Directions for this task: Extract every line that contains the string "value".
□ □ □ □ □
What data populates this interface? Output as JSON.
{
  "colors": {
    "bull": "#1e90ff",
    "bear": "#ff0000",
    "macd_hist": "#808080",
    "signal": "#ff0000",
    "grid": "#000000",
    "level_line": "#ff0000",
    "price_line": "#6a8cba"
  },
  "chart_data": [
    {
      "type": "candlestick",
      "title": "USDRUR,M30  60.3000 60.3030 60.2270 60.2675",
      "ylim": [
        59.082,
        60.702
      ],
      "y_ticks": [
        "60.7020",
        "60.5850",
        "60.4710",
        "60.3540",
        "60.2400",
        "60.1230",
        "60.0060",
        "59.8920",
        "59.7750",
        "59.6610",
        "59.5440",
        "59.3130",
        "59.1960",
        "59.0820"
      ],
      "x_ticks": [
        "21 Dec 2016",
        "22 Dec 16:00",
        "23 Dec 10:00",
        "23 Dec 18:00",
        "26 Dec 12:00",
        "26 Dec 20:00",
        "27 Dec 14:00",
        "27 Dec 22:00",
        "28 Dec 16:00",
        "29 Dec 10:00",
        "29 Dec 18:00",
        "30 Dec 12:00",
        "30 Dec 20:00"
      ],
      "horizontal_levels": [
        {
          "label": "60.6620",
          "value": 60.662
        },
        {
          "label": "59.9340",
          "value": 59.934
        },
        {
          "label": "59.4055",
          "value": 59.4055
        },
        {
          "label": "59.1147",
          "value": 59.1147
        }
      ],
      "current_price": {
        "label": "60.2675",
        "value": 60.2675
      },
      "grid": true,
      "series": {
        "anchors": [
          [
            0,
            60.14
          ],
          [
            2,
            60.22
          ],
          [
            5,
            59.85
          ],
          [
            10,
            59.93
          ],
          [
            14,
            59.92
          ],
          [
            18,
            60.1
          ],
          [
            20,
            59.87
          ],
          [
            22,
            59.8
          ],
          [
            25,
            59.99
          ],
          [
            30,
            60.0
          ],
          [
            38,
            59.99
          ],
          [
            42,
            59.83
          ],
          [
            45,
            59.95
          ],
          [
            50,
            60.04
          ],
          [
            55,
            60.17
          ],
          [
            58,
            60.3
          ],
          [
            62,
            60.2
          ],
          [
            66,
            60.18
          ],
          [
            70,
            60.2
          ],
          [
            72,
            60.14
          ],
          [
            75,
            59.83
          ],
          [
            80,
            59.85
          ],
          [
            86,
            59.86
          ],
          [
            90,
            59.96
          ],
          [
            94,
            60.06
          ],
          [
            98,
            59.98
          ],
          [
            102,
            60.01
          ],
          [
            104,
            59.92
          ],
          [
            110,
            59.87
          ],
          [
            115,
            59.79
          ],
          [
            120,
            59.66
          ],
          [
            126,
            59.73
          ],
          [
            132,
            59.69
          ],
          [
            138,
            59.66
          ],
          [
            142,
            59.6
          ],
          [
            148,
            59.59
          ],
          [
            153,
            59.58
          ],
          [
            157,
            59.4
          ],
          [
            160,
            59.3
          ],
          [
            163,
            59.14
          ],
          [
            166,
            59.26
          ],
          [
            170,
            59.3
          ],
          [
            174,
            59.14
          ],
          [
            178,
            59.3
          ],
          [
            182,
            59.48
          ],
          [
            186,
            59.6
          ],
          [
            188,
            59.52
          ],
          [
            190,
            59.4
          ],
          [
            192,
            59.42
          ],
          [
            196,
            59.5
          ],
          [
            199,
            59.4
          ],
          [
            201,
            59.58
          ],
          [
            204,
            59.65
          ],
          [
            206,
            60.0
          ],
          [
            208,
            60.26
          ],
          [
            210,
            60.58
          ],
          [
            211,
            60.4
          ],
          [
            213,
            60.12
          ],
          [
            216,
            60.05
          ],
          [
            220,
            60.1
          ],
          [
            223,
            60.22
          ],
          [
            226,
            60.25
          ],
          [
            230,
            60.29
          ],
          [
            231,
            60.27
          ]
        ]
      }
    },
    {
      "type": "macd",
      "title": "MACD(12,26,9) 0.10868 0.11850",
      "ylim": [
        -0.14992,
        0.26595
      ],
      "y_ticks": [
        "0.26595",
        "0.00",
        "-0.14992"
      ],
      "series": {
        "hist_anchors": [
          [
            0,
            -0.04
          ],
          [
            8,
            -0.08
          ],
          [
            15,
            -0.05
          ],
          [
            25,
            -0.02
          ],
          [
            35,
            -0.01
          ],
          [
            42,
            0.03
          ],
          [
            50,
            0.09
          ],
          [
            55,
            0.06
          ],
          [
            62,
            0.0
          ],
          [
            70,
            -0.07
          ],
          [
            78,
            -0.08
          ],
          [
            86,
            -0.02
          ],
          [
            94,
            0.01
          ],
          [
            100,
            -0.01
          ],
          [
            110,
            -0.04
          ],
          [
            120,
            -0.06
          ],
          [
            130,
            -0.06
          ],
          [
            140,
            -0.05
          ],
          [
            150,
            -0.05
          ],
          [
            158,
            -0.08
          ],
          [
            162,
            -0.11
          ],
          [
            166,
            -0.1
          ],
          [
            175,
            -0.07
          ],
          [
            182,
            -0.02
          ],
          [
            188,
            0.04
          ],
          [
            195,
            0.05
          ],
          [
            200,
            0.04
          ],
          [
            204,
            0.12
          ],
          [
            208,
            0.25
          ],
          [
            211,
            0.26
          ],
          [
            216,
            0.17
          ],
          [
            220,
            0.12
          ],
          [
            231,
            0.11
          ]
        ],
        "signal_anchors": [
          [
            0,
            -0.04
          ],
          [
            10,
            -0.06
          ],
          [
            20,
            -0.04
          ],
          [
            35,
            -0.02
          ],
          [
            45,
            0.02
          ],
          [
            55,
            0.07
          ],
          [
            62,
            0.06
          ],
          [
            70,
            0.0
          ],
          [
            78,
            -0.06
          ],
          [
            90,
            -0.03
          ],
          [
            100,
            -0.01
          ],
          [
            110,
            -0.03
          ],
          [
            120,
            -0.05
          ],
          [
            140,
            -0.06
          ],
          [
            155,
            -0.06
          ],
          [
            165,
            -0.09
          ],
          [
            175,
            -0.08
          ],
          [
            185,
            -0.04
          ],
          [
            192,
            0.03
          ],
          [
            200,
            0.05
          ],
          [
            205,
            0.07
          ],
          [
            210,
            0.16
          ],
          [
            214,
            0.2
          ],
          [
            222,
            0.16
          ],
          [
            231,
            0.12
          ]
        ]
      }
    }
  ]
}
□ □ □ □ □
Output of the exercise:
          "value": 60.662
          "value": 59.934
          "value": 59.4055
          "value": 59.1147
        "value": 60.2675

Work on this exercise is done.